Report every line below that holds the word "amount".
○ ○ ○
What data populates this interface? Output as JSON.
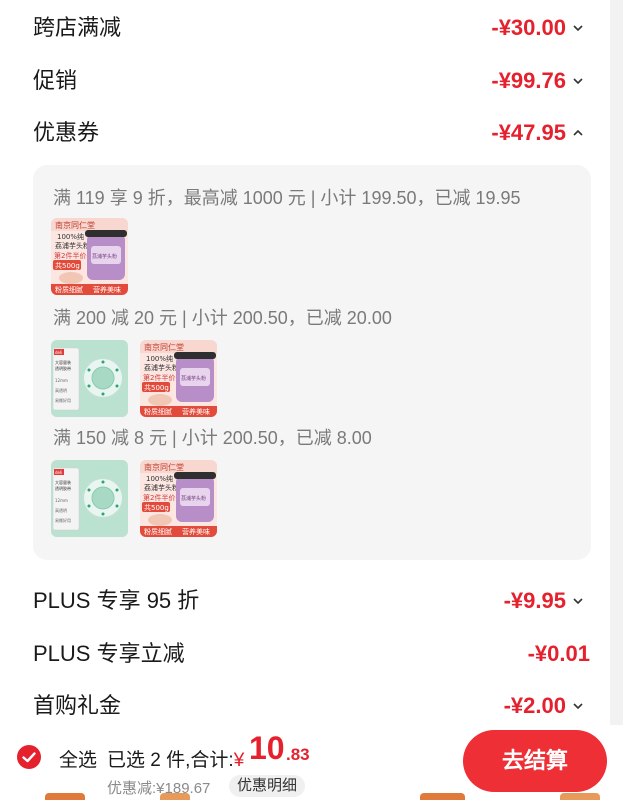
{
  "rows_top": [
    {
      "name": "row-cross-store-discount",
      "label": "跨店满减",
      "amount": "-¥30.00",
      "chevron": "down"
    },
    {
      "name": "row-promotion",
      "label": "促销",
      "amount": "-¥99.76",
      "chevron": "down"
    },
    {
      "name": "row-coupons",
      "label": "优惠券",
      "amount": "-¥47.95",
      "chevron": "up"
    }
  ],
  "coupons": {
    "lines": [
      "满 119 享 9 折，最高减 1000 元 | 小计 199.50，已减 19.95",
      "满 200 减 20 元 | 小计 200.50，已减 20.00",
      "满 150 减 8 元 | 小计 200.50，已减 8.00"
    ],
    "product_a": {
      "brand": "南京同仁堂",
      "line1": "100%纯",
      "line2": "荔浦芋头粉",
      "line3": "第2件半价",
      "weight": "共500g",
      "tag1": "粉质细腻",
      "tag2": "营养美味",
      "jar": "荔浦芋头粉"
    },
    "product_b": {
      "brand": "deli",
      "box1": "大容量装",
      "box2": "透明胶带",
      "box3": "12mm",
      "box4": "高透明",
      "box5": "易撕好用"
    }
  },
  "rows_bottom": [
    {
      "name": "row-plus-95",
      "label": "PLUS 专享 95 折",
      "amount": "-¥9.95",
      "chevron": "down"
    },
    {
      "name": "row-plus-instant",
      "label": "PLUS 专享立减",
      "amount": "-¥0.01",
      "chevron": "none"
    },
    {
      "name": "row-first-order",
      "label": "首购礼金",
      "amount": "-¥2.00",
      "chevron": "down"
    }
  ],
  "footer": {
    "select_all": "全选",
    "selected_prefix": "已选 2 件,合计:",
    "currency": "¥",
    "total_int": "10",
    "total_dec": ".83",
    "discount_text": "优惠减:¥189.67",
    "detail_label": "优惠明细",
    "checkout_label": "去结算"
  },
  "colors": {
    "accent_red": "#e5212e",
    "checkout_red": "#ee2f35",
    "coupon_bg": "#f5f5f5",
    "muted_text": "#7a7a7a"
  }
}
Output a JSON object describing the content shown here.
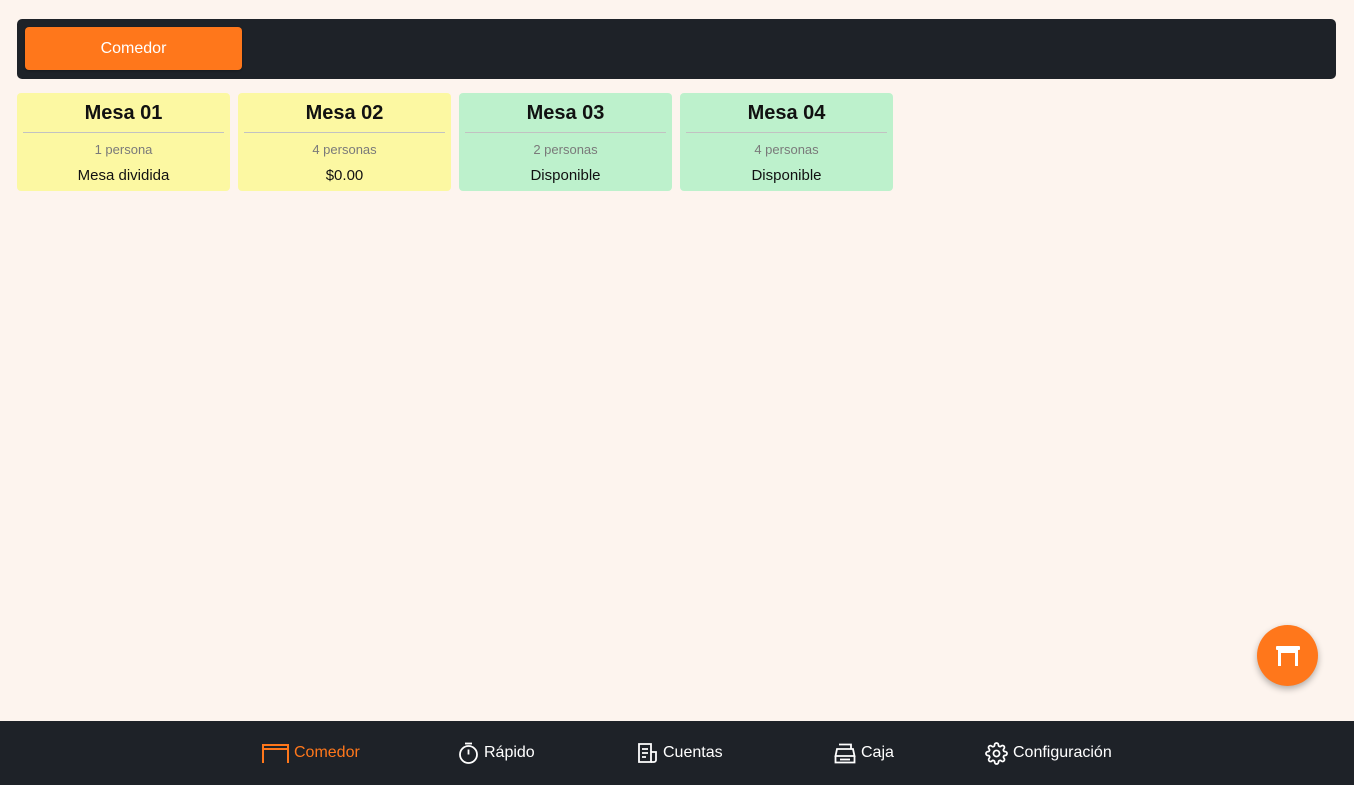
{
  "header": {
    "area_tab_label": "Comedor"
  },
  "tables": [
    {
      "name": "Mesa 01",
      "guests": "1 persona",
      "status": "Mesa dividida",
      "state": "occupied"
    },
    {
      "name": "Mesa 02",
      "guests": "4 personas",
      "status": "$0.00",
      "state": "occupied"
    },
    {
      "name": "Mesa 03",
      "guests": "2 personas",
      "status": "Disponible",
      "state": "available"
    },
    {
      "name": "Mesa 04",
      "guests": "4 personas",
      "status": "Disponible",
      "state": "available"
    }
  ],
  "fab": {
    "icon": "table-icon"
  },
  "nav": {
    "items": [
      {
        "label": "Comedor",
        "icon": "table-icon",
        "active": true
      },
      {
        "label": "Rápido",
        "icon": "stopwatch-icon",
        "active": false
      },
      {
        "label": "Cuentas",
        "icon": "receipt-icon",
        "active": false
      },
      {
        "label": "Caja",
        "icon": "cash-register-icon",
        "active": false
      },
      {
        "label": "Configuración",
        "icon": "gear-icon",
        "active": false
      }
    ]
  },
  "colors": {
    "accent": "#FF771B",
    "dark_bar": "#1E2228",
    "background": "#FDF4EE",
    "occupied": "#FCF8A2",
    "available": "#BDF1CC"
  }
}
○ ○ ○
[Solution for this exercise]
      "amount": "-¥30.00",
      "amount": "-¥99.76",
      "amount": "-¥47.95",
      "amount": "-¥9.95",
      "amount": "-¥0.01",
      "amount": "-¥2.00",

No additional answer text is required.